Il positivo smarrimento fa sì che non ci si accorga di una porticina che conduce a uno spazio ulteriore: una piccola sala cinematografica che mostra il prezioso documentario La voce Stratos di Luciano D’Onofrio e Monica Affatato (2009) e una videolezione inedita nella quale Stratos cerca di svelare ogni mistero delle sue diplofonie, triplofonie e flautofonie. Si riemerge trovandosi innanzi alla statuetta lignea utilizzata per la copertina di Arbeit Macht Frei, altro tunnel spazio-temporale, insieme al leggio di Demetrio, al suo fischietto-intonatore, alle foto da bambino vestito da cowboy. È tutto così vivo, presente, nuovo. Quel leggio, quel fischietto sono lì intatti. Sembra che il tempo non sia trascorso, ci si aspetta che da un momento all’altro la sua imponente figura entri nella stanza.

Di grande interesse anche la presenza di parte della sua collezione di dischi: canti mongoli, musiche giapponesi, arabe, turche… Entriamo nelle sue passioni per capire quanto ampi fossero i suoi interessi e quanto la fusione messa in atto abbia attuato una sintesi di luoghi e tempi disparati in un impasto vocale che in un attimo trasporta nei quattro angoli del globo. Infine un’ulteriore chicca, le musiche mai pubblicate di un Satyricon messo in scena dal Teatro dell’Elfo per la regia di Gabriele Salvatores. Un altro paio di cuffie e una nuova immersione, questa volta nell’inedito.
━━━━━━━━━━━━━━━━━━━━
Compito assegnato
Trascrivi parola per parola l'intero brano su Demetrio Stratos. L'elenco che segue non serve.

(Annotazioni sull'impaginazione delle immagini)
━━━━━━━━━━━━━━━━━━━━
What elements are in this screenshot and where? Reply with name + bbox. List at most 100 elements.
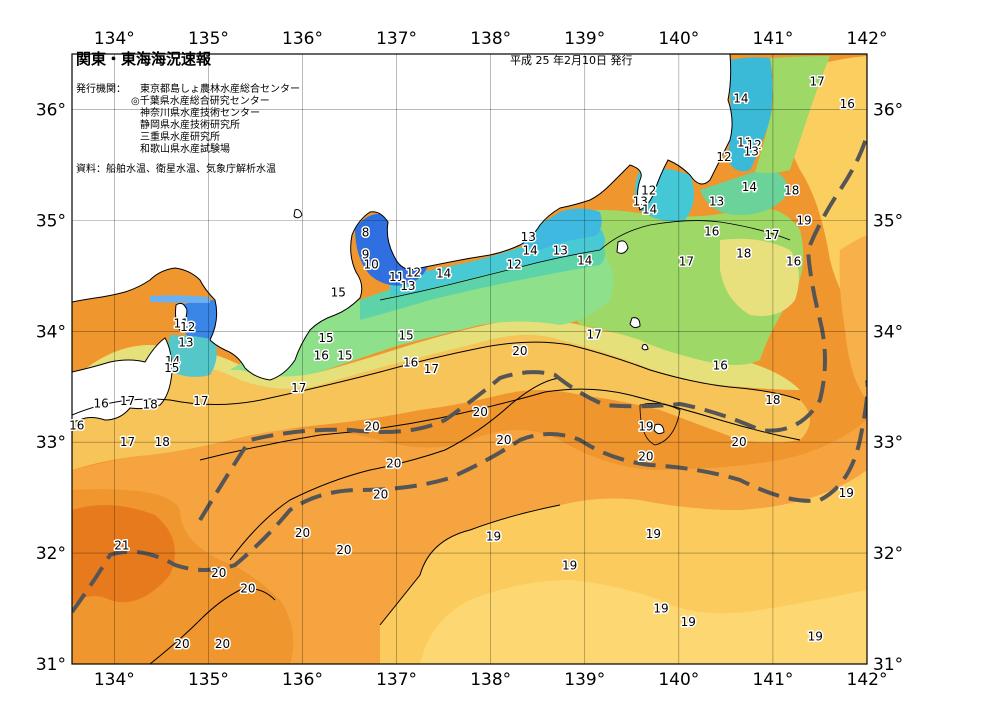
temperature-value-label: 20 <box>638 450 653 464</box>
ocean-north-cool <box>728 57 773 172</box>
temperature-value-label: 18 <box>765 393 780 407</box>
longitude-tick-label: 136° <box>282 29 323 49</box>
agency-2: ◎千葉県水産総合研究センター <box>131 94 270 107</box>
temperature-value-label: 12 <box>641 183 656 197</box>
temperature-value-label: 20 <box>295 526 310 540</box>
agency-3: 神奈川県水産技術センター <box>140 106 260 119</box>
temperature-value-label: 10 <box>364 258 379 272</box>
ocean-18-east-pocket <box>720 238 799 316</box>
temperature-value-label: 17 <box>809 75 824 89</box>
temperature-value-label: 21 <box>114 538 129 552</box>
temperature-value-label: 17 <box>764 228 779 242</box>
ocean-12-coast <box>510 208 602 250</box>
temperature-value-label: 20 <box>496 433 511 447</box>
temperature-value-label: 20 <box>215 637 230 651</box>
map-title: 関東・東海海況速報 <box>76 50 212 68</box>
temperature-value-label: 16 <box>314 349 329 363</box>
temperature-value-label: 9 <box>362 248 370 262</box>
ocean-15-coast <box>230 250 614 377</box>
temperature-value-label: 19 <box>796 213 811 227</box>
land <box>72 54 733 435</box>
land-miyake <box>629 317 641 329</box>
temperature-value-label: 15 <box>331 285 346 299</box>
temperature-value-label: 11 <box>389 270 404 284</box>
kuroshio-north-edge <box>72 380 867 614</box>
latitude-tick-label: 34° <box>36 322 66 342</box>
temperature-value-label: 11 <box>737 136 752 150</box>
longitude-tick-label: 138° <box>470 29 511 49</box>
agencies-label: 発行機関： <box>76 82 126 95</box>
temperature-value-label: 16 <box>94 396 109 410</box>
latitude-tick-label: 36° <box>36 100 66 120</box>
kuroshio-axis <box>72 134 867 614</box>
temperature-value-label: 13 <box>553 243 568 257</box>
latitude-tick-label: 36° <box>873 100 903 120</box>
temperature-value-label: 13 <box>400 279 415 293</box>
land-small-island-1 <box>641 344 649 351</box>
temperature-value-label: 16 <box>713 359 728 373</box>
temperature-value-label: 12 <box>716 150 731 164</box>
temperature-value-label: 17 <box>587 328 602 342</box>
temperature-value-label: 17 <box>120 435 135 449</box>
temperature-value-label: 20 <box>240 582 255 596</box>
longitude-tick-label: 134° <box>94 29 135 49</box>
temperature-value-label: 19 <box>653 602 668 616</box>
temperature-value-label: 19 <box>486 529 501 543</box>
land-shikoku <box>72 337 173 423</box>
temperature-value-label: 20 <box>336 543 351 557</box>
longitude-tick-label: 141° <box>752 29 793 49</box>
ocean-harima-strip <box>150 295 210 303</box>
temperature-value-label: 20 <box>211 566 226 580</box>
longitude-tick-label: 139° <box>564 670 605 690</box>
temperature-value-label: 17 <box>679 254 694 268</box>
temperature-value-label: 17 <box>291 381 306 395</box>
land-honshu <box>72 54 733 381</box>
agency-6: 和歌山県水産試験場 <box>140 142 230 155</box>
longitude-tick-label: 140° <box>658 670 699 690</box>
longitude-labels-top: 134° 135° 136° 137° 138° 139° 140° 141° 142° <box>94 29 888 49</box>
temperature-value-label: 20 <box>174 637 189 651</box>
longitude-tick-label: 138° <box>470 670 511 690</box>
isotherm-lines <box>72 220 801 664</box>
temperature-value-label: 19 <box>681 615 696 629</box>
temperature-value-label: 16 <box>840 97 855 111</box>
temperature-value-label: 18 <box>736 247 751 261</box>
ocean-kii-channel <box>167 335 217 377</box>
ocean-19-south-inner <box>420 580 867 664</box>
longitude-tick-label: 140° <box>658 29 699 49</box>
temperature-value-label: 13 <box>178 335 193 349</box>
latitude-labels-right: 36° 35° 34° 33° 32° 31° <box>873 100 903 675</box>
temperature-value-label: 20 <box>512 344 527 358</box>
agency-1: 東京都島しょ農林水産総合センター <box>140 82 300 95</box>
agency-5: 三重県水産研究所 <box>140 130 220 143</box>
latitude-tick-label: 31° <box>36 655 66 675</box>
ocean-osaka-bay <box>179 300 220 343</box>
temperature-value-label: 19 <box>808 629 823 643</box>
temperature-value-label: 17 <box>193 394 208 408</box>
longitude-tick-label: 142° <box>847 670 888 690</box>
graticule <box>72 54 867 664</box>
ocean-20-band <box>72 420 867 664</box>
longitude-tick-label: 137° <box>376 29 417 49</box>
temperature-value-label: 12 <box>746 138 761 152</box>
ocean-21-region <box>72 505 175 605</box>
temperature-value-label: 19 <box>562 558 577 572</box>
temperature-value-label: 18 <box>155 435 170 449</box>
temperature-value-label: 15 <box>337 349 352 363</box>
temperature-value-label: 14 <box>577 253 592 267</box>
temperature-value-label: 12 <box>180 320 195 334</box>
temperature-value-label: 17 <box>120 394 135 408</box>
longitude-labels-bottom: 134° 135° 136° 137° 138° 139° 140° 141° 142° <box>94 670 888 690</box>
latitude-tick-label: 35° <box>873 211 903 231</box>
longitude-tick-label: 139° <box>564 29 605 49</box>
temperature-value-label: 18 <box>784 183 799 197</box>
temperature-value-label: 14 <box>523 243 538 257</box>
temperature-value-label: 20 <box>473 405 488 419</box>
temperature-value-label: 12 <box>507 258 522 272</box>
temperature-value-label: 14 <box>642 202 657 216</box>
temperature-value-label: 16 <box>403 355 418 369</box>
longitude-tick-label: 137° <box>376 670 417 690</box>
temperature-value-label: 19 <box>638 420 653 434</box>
━━━━━━━━━━━━━━━━━━━━
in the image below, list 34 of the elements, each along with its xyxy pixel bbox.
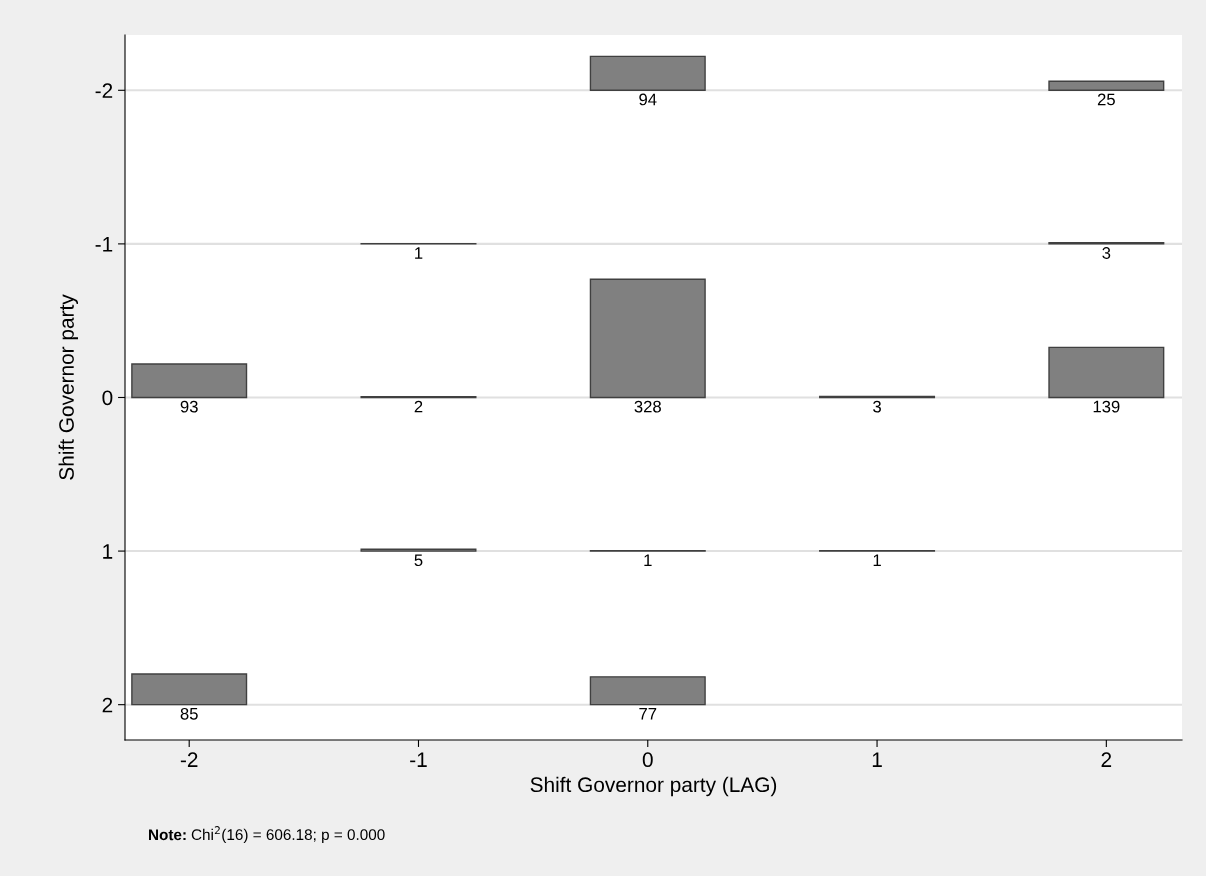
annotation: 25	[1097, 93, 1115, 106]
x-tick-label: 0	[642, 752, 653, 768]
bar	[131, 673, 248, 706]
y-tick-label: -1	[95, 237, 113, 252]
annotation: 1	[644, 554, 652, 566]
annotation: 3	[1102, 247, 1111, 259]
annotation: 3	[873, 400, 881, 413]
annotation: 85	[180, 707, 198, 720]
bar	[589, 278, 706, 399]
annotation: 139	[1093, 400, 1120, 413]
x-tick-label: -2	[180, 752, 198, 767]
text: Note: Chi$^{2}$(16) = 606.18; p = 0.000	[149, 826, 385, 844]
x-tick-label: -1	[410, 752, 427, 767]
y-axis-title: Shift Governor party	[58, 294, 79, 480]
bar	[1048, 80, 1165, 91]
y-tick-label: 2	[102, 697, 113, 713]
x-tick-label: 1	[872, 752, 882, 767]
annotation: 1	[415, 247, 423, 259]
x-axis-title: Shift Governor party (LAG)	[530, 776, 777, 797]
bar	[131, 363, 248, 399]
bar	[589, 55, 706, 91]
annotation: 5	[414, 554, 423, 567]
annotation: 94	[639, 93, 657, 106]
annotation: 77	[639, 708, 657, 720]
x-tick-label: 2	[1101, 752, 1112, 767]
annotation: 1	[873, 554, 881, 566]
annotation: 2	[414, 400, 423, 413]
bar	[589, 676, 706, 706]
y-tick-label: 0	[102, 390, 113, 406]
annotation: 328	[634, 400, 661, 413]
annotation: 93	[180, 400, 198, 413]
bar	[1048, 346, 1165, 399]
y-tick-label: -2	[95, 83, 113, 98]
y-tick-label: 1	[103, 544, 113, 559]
━━━━━━━━━━━━━━━━━━━━
Soluzione
Il positivo smarrimento fa sì che non ci si accorga di una porticina che conduce a uno spazio ulteriore: una piccola sala cinematografica che mostra il prezioso documentario La voce Stratos di Luciano D’Onofrio e Monica Affatato (2009) e una videolezione inedita nella quale Stratos cerca di svelare ogni mistero delle sue diplofonie, triplofonie e flautofonie. Si riemerge trovandosi innanzi alla statuetta lignea utilizzata per la copertina di Arbeit Macht Frei, altro tunnel spazio-temporale, insieme al leggio di Demetrio, al suo fischietto-intonatore, alle foto da bambino vestito da cowboy. È tutto così vivo, presente, nuovo. Quel leggio, quel fischietto sono lì intatti. Sembra che il tempo non sia trascorso, ci si aspetta che da un momento all’altro la sua imponente figura entri nella stanza.

Di grande interesse anche la presenza di parte della sua collezione di dischi: canti mongoli, musiche giapponesi, arabe, turche… Entriamo nelle sue passioni per capire quanto ampi fossero i suoi interessi e quanto la fusione messa in atto abbia attuato una sintesi di luoghi e tempi disparati in un impasto vocale che in un attimo trasporta nei quattro angoli del globo. Infine un’ulteriore chicca, le musiche mai pubblicate di un Satyricon messo in scena dal Teatro dell’Elfo per la regia di Gabriele Salvatores. Un altro paio di cuffie e una nuova immersione, questa volta nell’inedito.